**REQUIREMENTS:**
All of the data should be repeated exactly; pictures are not part of the copy.

──────────────────────────────

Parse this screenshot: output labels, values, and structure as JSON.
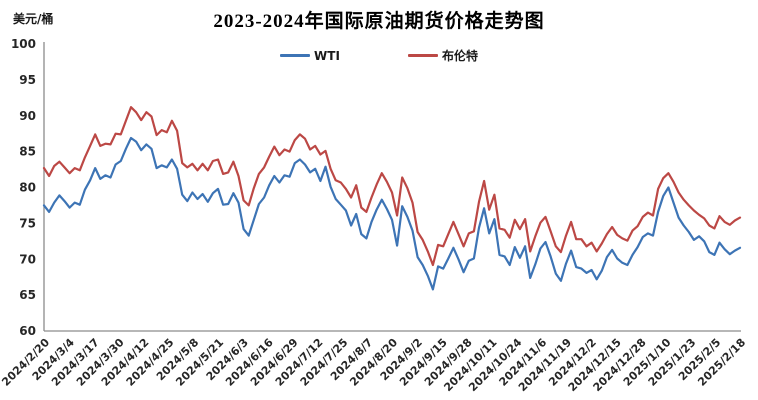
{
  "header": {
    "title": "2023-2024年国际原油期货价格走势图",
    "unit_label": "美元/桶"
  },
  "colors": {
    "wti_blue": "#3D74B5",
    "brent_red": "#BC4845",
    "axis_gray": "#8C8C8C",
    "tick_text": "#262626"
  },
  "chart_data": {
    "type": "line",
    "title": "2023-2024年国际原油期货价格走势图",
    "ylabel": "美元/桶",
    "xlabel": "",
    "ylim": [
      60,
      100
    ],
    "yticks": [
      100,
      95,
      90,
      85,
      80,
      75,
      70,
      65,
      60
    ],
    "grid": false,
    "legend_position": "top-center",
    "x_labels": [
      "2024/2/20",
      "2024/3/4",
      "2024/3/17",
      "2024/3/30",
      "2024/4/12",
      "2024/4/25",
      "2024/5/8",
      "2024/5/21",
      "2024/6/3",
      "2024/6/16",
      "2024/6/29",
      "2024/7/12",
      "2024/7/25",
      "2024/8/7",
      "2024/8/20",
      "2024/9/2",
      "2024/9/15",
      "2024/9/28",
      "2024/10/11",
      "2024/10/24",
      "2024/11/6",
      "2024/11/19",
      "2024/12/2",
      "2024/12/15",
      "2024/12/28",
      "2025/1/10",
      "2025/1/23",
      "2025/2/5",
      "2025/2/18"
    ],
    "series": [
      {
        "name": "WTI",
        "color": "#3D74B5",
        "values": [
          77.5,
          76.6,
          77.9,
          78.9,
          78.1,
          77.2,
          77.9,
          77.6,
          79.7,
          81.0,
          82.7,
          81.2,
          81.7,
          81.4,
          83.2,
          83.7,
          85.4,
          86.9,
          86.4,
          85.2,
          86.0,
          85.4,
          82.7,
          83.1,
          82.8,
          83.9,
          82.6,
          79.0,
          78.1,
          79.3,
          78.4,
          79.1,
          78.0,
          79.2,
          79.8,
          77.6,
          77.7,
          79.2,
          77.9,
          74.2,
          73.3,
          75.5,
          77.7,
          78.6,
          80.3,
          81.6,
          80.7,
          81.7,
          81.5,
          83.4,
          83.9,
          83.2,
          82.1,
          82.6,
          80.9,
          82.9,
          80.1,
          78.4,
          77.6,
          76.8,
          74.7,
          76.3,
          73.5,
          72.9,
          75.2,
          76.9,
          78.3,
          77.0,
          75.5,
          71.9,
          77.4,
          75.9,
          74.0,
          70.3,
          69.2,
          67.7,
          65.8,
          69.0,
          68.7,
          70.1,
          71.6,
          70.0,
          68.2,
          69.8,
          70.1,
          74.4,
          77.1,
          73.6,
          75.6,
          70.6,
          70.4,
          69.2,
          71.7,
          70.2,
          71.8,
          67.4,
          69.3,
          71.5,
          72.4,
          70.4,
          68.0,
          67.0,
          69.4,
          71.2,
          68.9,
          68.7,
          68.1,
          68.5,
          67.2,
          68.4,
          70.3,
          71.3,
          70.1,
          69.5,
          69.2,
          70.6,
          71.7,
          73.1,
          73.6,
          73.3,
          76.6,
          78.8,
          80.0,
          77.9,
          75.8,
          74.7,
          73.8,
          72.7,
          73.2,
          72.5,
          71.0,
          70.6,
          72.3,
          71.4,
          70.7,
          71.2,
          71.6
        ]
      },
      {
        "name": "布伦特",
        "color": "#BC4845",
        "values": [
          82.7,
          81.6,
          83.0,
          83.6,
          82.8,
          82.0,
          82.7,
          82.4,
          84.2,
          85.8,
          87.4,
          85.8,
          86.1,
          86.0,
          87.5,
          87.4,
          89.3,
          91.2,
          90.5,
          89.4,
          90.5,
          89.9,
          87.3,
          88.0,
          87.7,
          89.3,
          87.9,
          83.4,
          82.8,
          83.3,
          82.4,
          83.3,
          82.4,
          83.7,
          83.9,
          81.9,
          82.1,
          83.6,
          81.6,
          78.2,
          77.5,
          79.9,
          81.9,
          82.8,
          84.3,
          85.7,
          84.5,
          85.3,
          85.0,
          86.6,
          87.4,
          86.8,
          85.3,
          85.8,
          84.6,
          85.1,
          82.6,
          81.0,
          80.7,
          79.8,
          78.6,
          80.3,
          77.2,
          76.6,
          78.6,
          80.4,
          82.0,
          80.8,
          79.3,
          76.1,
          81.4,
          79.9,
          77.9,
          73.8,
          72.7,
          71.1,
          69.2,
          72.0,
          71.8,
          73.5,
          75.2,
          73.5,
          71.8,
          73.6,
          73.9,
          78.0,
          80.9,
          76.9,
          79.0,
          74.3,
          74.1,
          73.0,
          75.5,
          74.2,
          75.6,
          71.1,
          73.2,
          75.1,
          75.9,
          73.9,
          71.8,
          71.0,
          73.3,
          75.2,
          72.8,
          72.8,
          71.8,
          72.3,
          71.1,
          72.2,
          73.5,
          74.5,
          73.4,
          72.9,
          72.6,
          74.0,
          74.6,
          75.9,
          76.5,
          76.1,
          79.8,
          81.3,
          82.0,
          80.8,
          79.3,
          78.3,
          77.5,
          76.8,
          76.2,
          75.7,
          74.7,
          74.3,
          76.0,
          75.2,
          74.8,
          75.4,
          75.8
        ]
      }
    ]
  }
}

──────────────────────────────

**SOLUTION TO THE EXERCISE:**
Parse this screenshot: output labels, values, and structure as JSON.
{
  "header": {
    "title": "2023-2024年国际原油期货价格走势图",
    "unit_label": "美元/桶"
  },
  "colors": {
    "wti_blue": "#3D74B5",
    "brent_red": "#BC4845",
    "axis_gray": "#8C8C8C",
    "tick_text": "#262626"
  },
  "chart_data": {
    "type": "line",
    "title": "2023-2024年国际原油期货价格走势图",
    "ylabel": "美元/桶",
    "xlabel": "",
    "ylim": [
      60,
      100
    ],
    "yticks": [
      100,
      95,
      90,
      85,
      80,
      75,
      70,
      65,
      60
    ],
    "grid": false,
    "legend_position": "top-center",
    "x_labels": [
      "2024/2/20",
      "2024/3/4",
      "2024/3/17",
      "2024/3/30",
      "2024/4/12",
      "2024/4/25",
      "2024/5/8",
      "2024/5/21",
      "2024/6/3",
      "2024/6/16",
      "2024/6/29",
      "2024/7/12",
      "2024/7/25",
      "2024/8/7",
      "2024/8/20",
      "2024/9/2",
      "2024/9/15",
      "2024/9/28",
      "2024/10/11",
      "2024/10/24",
      "2024/11/6",
      "2024/11/19",
      "2024/12/2",
      "2024/12/15",
      "2024/12/28",
      "2025/1/10",
      "2025/1/23",
      "2025/2/5",
      "2025/2/18"
    ],
    "series": [
      {
        "name": "WTI",
        "color": "#3D74B5",
        "values": [
          77.5,
          76.6,
          77.9,
          78.9,
          78.1,
          77.2,
          77.9,
          77.6,
          79.7,
          81.0,
          82.7,
          81.2,
          81.7,
          81.4,
          83.2,
          83.7,
          85.4,
          86.9,
          86.4,
          85.2,
          86.0,
          85.4,
          82.7,
          83.1,
          82.8,
          83.9,
          82.6,
          79.0,
          78.1,
          79.3,
          78.4,
          79.1,
          78.0,
          79.2,
          79.8,
          77.6,
          77.7,
          79.2,
          77.9,
          74.2,
          73.3,
          75.5,
          77.7,
          78.6,
          80.3,
          81.6,
          80.7,
          81.7,
          81.5,
          83.4,
          83.9,
          83.2,
          82.1,
          82.6,
          80.9,
          82.9,
          80.1,
          78.4,
          77.6,
          76.8,
          74.7,
          76.3,
          73.5,
          72.9,
          75.2,
          76.9,
          78.3,
          77.0,
          75.5,
          71.9,
          77.4,
          75.9,
          74.0,
          70.3,
          69.2,
          67.7,
          65.8,
          69.0,
          68.7,
          70.1,
          71.6,
          70.0,
          68.2,
          69.8,
          70.1,
          74.4,
          77.1,
          73.6,
          75.6,
          70.6,
          70.4,
          69.2,
          71.7,
          70.2,
          71.8,
          67.4,
          69.3,
          71.5,
          72.4,
          70.4,
          68.0,
          67.0,
          69.4,
          71.2,
          68.9,
          68.7,
          68.1,
          68.5,
          67.2,
          68.4,
          70.3,
          71.3,
          70.1,
          69.5,
          69.2,
          70.6,
          71.7,
          73.1,
          73.6,
          73.3,
          76.6,
          78.8,
          80.0,
          77.9,
          75.8,
          74.7,
          73.8,
          72.7,
          73.2,
          72.5,
          71.0,
          70.6,
          72.3,
          71.4,
          70.7,
          71.2,
          71.6
        ]
      },
      {
        "name": "布伦特",
        "color": "#BC4845",
        "values": [
          82.7,
          81.6,
          83.0,
          83.6,
          82.8,
          82.0,
          82.7,
          82.4,
          84.2,
          85.8,
          87.4,
          85.8,
          86.1,
          86.0,
          87.5,
          87.4,
          89.3,
          91.2,
          90.5,
          89.4,
          90.5,
          89.9,
          87.3,
          88.0,
          87.7,
          89.3,
          87.9,
          83.4,
          82.8,
          83.3,
          82.4,
          83.3,
          82.4,
          83.7,
          83.9,
          81.9,
          82.1,
          83.6,
          81.6,
          78.2,
          77.5,
          79.9,
          81.9,
          82.8,
          84.3,
          85.7,
          84.5,
          85.3,
          85.0,
          86.6,
          87.4,
          86.8,
          85.3,
          85.8,
          84.6,
          85.1,
          82.6,
          81.0,
          80.7,
          79.8,
          78.6,
          80.3,
          77.2,
          76.6,
          78.6,
          80.4,
          82.0,
          80.8,
          79.3,
          76.1,
          81.4,
          79.9,
          77.9,
          73.8,
          72.7,
          71.1,
          69.2,
          72.0,
          71.8,
          73.5,
          75.2,
          73.5,
          71.8,
          73.6,
          73.9,
          78.0,
          80.9,
          76.9,
          79.0,
          74.3,
          74.1,
          73.0,
          75.5,
          74.2,
          75.6,
          71.1,
          73.2,
          75.1,
          75.9,
          73.9,
          71.8,
          71.0,
          73.3,
          75.2,
          72.8,
          72.8,
          71.8,
          72.3,
          71.1,
          72.2,
          73.5,
          74.5,
          73.4,
          72.9,
          72.6,
          74.0,
          74.6,
          75.9,
          76.5,
          76.1,
          79.8,
          81.3,
          82.0,
          80.8,
          79.3,
          78.3,
          77.5,
          76.8,
          76.2,
          75.7,
          74.7,
          74.3,
          76.0,
          75.2,
          74.8,
          75.4,
          75.8
        ]
      }
    ]
  }
}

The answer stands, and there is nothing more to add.